• **SET TASK**:
Repeat, exactly and completely, the entries shown underneath.

........

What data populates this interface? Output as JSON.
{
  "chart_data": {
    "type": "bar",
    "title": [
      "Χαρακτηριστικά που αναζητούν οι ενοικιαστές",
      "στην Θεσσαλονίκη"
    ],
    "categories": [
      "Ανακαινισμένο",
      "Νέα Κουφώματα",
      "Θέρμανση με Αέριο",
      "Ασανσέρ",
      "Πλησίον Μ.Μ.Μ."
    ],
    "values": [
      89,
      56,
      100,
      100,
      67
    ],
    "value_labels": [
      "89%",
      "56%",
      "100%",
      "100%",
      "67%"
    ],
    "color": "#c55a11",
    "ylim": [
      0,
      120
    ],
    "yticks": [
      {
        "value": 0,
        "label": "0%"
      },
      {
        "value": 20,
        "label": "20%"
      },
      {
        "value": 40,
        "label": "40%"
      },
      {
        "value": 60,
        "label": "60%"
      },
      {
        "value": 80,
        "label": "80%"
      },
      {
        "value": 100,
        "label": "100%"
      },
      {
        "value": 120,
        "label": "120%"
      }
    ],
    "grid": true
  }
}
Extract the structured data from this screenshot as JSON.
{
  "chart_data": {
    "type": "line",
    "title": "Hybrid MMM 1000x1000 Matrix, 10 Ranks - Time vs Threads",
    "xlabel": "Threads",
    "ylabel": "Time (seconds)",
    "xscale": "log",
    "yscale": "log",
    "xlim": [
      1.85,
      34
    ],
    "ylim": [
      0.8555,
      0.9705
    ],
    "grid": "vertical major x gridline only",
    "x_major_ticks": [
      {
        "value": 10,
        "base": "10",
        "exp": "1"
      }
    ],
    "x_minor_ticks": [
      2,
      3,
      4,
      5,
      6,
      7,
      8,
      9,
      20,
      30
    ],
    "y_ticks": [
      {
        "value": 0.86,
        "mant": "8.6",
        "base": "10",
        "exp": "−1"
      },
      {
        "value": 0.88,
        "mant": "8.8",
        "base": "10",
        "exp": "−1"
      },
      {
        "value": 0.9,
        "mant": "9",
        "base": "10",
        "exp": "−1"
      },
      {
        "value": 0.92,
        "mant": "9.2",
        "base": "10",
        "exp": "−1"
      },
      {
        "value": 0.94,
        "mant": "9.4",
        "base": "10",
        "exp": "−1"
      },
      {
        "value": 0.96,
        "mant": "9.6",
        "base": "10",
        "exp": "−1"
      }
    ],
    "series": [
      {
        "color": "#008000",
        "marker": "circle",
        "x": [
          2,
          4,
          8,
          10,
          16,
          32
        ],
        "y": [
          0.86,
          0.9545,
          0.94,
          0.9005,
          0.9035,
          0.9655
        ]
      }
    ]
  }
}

........

• **RESULT OF THIS TASK**:
What data populates this interface? Output as JSON.
{
  "chart_data": {
    "type": "bar",
    "title": [
      "Χαρακτηριστικά που αναζητούν οι ενοικιαστές",
      "στην Θεσσαλονίκη"
    ],
    "categories": [
      "Ανακαινισμένο",
      "Νέα Κουφώματα",
      "Θέρμανση με Αέριο",
      "Ασανσέρ",
      "Πλησίον Μ.Μ.Μ."
    ],
    "values": [
      89,
      56,
      100,
      100,
      67
    ],
    "value_labels": [
      "89%",
      "56%",
      "100%",
      "100%",
      "67%"
    ],
    "color": "#c55a11",
    "ylim": [
      0,
      120
    ],
    "yticks": [
      {
        "value": 0,
        "label": "0%"
      },
      {
        "value": 20,
        "label": "20%"
      },
      {
        "value": 40,
        "label": "40%"
      },
      {
        "value": 60,
        "label": "60%"
      },
      {
        "value": 80,
        "label": "80%"
      },
      {
        "value": 100,
        "label": "100%"
      },
      {
        "value": 120,
        "label": "120%"
      }
    ],
    "grid": true
  }
}
Extract the structured data from this screenshot as JSON.
{
  "chart_data": {
    "type": "line",
    "title": "Hybrid MMM 1000x1000 Matrix, 10 Ranks - Time vs Threads",
    "xlabel": "Threads",
    "ylabel": "Time (seconds)",
    "xscale": "log",
    "yscale": "log",
    "xlim": [
      1.85,
      34
    ],
    "ylim": [
      0.8555,
      0.9705
    ],
    "grid": "vertical major x gridline only",
    "x_major_ticks": [
      {
        "value": 10,
        "base": "10",
        "exp": "1"
      }
    ],
    "x_minor_ticks": [
      2,
      3,
      4,
      5,
      6,
      7,
      8,
      9,
      20,
      30
    ],
    "y_ticks": [
      {
        "value": 0.86,
        "mant": "8.6",
        "base": "10",
        "exp": "−1"
      },
      {
        "value": 0.88,
        "mant": "8.8",
        "base": "10",
        "exp": "−1"
      },
      {
        "value": 0.9,
        "mant": "9",
        "base": "10",
        "exp": "−1"
      },
      {
        "value": 0.92,
        "mant": "9.2",
        "base": "10",
        "exp": "−1"
      },
      {
        "value": 0.94,
        "mant": "9.4",
        "base": "10",
        "exp": "−1"
      },
      {
        "value": 0.96,
        "mant": "9.6",
        "base": "10",
        "exp": "−1"
      }
    ],
    "series": [
      {
        "color": "#008000",
        "marker": "circle",
        "x": [
          2,
          4,
          8,
          10,
          16,
          32
        ],
        "y": [
          0.86,
          0.9545,
          0.94,
          0.9005,
          0.9035,
          0.9655
        ]
      }
    ]
  }
}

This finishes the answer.